Work out the number of lines with the word "Average" in the material below, then reply with that number only.

# Entries from a dataset

------------------------

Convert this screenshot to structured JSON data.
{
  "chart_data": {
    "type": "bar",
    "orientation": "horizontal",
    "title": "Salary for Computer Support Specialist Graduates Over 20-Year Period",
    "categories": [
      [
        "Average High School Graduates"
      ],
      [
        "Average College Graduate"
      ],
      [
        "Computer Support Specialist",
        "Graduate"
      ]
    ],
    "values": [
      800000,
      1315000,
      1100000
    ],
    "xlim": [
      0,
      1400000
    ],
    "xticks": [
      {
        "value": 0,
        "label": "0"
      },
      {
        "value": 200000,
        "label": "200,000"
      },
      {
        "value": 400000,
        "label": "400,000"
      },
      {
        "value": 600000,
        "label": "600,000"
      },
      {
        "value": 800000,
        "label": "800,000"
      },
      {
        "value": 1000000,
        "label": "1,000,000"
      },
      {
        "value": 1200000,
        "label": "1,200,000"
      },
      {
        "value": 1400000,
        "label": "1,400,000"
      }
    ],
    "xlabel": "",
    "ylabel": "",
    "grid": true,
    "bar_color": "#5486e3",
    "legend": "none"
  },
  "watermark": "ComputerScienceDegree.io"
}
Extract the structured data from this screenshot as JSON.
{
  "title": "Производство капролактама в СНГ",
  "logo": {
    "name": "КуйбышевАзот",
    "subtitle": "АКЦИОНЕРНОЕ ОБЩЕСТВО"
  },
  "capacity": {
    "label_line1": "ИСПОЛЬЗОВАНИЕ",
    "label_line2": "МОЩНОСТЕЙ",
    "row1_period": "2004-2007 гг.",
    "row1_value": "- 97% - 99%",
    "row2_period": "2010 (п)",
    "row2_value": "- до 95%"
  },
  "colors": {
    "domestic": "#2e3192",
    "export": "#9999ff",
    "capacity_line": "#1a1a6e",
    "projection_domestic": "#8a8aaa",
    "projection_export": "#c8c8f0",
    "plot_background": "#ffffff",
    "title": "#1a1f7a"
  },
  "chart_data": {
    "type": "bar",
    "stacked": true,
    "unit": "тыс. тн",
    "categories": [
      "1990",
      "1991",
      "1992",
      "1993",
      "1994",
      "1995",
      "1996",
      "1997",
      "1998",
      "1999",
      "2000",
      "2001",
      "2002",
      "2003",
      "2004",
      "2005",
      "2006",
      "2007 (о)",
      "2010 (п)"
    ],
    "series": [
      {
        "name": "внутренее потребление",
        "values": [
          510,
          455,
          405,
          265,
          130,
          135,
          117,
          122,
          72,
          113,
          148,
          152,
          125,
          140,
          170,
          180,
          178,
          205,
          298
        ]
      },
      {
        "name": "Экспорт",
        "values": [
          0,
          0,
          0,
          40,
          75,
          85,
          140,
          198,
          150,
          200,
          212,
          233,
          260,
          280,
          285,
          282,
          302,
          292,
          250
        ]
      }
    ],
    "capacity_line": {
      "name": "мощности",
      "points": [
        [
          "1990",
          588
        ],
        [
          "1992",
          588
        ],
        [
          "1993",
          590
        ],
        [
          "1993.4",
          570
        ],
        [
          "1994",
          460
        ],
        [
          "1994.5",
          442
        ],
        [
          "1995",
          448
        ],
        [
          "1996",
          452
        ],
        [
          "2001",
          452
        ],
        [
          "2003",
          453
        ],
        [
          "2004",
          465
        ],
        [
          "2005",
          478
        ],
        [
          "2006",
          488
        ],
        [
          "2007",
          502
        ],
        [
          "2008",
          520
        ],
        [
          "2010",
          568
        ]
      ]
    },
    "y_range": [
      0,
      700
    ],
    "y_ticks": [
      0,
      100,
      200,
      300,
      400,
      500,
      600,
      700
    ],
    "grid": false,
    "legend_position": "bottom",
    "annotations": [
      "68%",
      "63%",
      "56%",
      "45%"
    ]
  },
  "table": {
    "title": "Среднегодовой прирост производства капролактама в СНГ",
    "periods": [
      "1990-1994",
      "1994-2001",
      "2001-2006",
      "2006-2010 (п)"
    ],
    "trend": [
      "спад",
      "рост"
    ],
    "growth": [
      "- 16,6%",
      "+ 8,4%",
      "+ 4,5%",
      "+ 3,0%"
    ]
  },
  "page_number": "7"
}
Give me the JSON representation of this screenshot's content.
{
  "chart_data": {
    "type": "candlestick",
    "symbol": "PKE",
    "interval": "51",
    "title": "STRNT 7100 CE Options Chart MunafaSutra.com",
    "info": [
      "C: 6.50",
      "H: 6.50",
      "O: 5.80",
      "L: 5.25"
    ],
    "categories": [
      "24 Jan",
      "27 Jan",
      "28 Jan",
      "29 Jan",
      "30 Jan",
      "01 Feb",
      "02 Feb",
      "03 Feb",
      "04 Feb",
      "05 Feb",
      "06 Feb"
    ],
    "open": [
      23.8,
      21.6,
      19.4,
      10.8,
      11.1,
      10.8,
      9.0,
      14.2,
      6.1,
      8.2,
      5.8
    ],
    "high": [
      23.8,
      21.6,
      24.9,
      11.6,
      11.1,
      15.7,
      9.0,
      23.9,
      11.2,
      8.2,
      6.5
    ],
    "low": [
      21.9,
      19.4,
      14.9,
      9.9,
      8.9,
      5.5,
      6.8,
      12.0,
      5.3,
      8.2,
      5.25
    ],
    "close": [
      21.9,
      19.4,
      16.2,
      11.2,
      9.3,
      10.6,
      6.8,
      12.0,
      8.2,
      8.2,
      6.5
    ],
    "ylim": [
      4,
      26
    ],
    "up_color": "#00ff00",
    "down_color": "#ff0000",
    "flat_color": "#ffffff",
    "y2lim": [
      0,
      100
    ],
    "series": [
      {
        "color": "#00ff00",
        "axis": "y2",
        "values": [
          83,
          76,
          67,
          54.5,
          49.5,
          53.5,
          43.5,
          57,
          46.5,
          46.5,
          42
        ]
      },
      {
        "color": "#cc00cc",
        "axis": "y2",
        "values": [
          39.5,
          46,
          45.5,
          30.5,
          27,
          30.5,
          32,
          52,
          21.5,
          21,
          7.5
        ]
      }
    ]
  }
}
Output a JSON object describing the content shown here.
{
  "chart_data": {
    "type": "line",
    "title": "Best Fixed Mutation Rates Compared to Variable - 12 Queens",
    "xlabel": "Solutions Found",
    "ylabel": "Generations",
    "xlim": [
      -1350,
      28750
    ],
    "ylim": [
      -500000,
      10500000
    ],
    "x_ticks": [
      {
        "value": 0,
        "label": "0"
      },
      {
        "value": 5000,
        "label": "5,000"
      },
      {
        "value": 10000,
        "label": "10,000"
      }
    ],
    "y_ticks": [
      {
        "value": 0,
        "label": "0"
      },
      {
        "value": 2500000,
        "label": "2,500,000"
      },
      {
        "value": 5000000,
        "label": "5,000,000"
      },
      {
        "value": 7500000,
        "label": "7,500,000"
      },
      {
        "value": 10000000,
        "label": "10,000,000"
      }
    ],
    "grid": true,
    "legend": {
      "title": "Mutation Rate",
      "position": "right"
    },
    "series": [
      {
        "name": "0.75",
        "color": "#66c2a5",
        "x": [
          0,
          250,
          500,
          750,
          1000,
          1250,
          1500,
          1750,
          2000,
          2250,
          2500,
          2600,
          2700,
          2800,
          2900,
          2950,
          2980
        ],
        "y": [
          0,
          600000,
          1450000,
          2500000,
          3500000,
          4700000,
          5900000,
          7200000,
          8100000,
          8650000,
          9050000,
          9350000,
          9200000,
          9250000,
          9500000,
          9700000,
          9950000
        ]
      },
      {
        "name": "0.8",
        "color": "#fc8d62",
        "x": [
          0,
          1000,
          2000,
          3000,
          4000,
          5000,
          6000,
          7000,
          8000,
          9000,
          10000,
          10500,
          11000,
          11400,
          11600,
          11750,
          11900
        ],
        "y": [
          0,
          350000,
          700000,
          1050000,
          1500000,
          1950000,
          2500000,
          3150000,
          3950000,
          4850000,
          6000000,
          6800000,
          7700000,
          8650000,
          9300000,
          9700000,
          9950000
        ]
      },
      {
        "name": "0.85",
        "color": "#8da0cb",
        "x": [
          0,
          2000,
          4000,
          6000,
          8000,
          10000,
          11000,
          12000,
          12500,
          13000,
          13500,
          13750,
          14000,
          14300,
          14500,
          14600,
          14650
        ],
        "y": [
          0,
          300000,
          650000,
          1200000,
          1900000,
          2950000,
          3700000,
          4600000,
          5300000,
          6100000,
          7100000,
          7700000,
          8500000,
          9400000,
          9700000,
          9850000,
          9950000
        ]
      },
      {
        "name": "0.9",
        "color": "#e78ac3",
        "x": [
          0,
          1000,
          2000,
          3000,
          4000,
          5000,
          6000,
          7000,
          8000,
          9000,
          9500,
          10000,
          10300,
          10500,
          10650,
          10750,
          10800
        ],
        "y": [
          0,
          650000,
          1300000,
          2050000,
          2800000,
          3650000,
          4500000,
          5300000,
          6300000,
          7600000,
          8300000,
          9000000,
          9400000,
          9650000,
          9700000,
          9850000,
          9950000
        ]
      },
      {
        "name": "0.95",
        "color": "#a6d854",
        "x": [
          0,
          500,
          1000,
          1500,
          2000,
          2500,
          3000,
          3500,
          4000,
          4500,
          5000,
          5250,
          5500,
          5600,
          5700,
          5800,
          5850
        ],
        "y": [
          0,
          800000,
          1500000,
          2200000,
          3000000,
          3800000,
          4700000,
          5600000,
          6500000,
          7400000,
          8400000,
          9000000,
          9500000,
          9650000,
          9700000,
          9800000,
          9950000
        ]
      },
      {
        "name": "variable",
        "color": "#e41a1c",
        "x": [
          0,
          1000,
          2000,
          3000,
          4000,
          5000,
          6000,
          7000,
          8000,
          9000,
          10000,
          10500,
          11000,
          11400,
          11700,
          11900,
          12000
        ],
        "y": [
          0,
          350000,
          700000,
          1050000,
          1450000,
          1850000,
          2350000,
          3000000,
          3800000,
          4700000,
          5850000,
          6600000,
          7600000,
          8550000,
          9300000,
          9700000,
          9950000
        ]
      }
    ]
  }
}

------------------------

# Answer to this problem
2